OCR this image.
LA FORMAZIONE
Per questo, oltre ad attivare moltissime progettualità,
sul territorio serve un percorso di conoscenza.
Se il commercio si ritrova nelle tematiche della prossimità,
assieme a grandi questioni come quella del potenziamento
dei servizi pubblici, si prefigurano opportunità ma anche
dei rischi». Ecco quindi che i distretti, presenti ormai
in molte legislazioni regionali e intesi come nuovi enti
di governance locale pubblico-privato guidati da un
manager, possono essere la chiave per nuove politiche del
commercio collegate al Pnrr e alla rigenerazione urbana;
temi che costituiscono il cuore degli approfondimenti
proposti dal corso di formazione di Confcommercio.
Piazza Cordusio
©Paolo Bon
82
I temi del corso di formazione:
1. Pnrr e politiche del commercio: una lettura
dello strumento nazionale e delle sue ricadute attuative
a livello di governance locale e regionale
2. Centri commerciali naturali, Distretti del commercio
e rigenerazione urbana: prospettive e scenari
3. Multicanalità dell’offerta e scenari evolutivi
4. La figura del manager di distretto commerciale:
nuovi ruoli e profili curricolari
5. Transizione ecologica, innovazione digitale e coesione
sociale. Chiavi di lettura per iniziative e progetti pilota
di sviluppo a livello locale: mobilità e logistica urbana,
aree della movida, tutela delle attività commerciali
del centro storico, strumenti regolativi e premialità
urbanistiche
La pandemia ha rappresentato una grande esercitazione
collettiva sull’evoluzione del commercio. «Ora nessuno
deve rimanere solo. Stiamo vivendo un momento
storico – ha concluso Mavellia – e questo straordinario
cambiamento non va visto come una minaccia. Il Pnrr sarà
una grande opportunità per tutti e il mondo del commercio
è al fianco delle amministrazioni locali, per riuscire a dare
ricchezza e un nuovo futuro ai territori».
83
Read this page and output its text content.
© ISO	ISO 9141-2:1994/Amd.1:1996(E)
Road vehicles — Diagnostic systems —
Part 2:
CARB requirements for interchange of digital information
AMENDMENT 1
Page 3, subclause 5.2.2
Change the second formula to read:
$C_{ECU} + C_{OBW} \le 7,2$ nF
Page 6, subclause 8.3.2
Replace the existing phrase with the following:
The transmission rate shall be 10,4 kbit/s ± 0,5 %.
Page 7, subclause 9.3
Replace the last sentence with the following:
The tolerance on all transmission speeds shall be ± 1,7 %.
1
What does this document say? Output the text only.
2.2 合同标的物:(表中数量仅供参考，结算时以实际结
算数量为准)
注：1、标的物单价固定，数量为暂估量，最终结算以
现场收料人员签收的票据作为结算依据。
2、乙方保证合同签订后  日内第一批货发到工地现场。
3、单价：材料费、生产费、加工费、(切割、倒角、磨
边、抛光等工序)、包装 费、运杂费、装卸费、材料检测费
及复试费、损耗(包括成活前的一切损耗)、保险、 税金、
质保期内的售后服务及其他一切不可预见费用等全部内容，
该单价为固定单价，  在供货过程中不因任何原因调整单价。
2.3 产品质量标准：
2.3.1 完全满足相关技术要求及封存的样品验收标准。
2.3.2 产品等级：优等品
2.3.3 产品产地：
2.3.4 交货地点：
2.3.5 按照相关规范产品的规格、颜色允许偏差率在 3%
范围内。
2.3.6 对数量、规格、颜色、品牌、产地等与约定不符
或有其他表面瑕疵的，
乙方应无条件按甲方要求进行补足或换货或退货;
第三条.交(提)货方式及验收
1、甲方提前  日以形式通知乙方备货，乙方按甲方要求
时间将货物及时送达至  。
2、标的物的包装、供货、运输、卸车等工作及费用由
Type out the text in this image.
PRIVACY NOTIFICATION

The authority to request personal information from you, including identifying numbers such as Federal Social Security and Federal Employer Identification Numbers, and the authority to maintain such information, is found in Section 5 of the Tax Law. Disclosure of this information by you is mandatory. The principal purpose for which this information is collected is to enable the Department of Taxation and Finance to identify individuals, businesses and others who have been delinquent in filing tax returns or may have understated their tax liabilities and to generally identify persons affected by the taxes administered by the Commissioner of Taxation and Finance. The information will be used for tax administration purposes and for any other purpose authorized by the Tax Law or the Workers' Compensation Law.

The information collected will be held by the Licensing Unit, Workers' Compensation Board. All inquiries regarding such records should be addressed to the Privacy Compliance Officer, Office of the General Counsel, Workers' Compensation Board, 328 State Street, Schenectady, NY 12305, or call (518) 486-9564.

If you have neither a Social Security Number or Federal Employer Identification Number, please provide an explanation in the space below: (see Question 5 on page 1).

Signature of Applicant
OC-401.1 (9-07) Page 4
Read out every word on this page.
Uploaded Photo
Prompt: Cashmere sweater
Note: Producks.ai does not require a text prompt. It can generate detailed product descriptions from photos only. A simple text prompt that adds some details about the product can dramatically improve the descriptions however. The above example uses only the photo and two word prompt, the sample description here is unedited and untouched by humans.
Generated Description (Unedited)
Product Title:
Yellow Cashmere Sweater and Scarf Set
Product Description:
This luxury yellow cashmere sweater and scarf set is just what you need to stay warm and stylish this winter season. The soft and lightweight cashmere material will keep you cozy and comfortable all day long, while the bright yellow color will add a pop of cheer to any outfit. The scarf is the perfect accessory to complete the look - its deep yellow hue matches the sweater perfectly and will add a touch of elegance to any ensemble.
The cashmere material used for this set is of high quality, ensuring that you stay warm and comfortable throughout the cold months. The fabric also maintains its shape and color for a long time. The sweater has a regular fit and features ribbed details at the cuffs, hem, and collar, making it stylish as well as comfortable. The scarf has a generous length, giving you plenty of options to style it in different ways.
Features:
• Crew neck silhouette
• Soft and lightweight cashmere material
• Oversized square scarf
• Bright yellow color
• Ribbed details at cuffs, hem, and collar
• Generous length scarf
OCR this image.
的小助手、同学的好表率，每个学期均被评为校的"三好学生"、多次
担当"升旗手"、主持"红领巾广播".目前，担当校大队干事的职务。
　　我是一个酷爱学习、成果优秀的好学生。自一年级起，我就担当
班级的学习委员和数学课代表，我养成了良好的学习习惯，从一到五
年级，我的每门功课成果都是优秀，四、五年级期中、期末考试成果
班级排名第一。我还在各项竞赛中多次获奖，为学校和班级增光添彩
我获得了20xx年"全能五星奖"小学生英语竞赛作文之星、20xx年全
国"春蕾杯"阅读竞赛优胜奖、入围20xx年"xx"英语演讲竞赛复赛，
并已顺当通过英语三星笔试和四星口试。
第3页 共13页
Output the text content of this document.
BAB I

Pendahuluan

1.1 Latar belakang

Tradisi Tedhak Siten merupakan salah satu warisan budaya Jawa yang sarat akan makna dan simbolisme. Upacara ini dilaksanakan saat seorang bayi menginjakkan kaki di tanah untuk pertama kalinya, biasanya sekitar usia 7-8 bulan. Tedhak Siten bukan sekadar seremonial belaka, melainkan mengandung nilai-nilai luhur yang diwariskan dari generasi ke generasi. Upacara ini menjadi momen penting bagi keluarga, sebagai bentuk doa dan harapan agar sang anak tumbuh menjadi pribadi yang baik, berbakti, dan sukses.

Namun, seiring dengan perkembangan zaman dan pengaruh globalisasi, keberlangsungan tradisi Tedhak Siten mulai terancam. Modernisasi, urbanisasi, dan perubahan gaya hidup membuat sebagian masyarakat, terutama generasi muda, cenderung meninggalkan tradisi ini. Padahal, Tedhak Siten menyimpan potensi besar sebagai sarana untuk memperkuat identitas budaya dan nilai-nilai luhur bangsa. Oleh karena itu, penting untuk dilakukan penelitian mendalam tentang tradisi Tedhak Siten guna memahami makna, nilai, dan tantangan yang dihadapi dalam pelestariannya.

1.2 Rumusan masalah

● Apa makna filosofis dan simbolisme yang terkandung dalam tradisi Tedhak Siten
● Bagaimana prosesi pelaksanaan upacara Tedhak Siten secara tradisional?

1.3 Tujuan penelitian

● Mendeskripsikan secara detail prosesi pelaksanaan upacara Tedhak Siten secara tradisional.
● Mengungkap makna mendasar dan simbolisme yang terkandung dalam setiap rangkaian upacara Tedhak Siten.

------------------------

### Goal
Copy out each line of the data where the string "delle" appears.

### Result for this task
dello strumento nazionale e delle sue ricadute attuative
aree della movida, tutela delle attività commerciali
è al fianco delle amministrazioni locali, per riuscire a dare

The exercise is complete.